Ascall's father was Ragnall mac Torcaill, a man who may well have ruled as King of Dublin. The men were members of the Meic Torcaill, a substantial landholding kindred in the kingdom. Several members of this Norse-Gaelic family held the kingship in the twelfth century. One such man was Ascall's uncle, Brodar mac Torcaill, King of Dublin, who was slain in 1160.

At the midpoint of the twelfth century, the kingdom was under the overlordship of Diarmait Mac Murchada, King of Leinster. The latter's ultimate overking, however, was Muirchertach Mac Lochlainn, King of Cenél nEógain. The year after Brodar's death, numerous sources indicate that Mac Murchada, with a force of Dubliners in tow, formally rendered submission to Mac Lochlainn. In 1162, the fifteenth- to sixteenth-century Annals of Ulster reveals that Mac Murchada gained an almost-unprecedented authority over Dublin. There is reason to suspect that his success stemmed from assistance received from Mac Lochlainn. The latter, for example, is recorded by the same source to have laid siege to the town within the year. This military campaign may have been undertaken to counter the Dubliners' attempt to install Gofraid mac Amlaíb, King of the Isles to the kingship of Dublin, as recounted by the thirteenth- to fourteenth-century Chronicle of Mann.

Stored data:
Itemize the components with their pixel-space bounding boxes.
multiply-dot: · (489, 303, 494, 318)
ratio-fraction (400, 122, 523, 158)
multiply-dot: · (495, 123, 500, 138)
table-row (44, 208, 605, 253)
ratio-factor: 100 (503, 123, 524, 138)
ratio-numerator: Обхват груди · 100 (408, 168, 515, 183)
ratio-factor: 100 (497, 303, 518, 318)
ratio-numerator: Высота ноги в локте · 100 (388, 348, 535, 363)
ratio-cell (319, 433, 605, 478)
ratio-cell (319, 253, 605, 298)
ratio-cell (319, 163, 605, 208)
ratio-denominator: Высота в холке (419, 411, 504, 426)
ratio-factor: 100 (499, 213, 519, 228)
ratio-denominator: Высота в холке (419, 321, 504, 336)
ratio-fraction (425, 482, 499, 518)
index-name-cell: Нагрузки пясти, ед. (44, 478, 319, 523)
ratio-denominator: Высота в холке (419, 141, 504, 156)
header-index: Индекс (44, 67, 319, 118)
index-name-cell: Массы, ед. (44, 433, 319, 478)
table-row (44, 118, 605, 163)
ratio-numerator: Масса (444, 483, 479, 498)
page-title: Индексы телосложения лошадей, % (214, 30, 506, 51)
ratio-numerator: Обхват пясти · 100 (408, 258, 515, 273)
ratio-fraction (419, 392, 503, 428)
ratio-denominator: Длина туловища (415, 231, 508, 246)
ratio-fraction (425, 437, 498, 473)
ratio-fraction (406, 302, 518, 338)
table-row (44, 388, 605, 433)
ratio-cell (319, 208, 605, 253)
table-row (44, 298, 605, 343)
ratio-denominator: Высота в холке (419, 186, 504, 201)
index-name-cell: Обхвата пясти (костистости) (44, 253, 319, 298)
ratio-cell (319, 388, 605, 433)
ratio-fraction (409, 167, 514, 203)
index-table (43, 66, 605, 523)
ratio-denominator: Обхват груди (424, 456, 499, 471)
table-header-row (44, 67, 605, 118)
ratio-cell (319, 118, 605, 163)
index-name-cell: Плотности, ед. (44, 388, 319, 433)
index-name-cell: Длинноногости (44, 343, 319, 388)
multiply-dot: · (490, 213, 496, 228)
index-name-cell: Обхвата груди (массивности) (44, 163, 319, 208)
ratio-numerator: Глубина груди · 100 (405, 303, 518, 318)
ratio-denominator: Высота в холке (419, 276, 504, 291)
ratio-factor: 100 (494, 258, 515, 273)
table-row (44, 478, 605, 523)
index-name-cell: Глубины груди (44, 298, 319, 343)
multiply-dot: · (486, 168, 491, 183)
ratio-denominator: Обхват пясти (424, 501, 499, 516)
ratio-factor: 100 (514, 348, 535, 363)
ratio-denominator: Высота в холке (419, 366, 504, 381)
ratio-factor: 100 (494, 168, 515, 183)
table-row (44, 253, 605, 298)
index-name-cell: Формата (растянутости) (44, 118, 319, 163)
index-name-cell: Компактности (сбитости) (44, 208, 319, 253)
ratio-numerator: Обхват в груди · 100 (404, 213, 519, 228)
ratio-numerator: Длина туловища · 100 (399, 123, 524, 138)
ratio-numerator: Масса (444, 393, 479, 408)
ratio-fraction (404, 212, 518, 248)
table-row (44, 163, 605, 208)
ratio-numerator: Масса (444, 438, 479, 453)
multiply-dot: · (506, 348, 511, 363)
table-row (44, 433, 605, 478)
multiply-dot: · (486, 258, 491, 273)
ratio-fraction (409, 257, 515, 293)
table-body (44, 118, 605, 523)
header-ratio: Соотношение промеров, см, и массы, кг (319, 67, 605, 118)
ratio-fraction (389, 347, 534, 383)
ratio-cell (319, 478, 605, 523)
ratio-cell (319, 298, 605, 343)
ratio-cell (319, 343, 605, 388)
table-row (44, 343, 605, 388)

Problem:
Copy word for word the section of the text on Ascall's family and twelfth-century Dublin, starting with "Ascall's father was" and going on through "slain in 1160.".

Answer to this exercise:
Ascall's father was Ragnall mac Torcaill, a man who may well have ruled as King of Dublin. The men were members of the Meic Torcaill, a substantial landholding kindred in the kingdom. Several members of this Norse-Gaelic family held the kingship in the twelfth century. One such man was Ascall's uncle, Brodar mac Torcaill, King of Dublin, who was slain in 1160.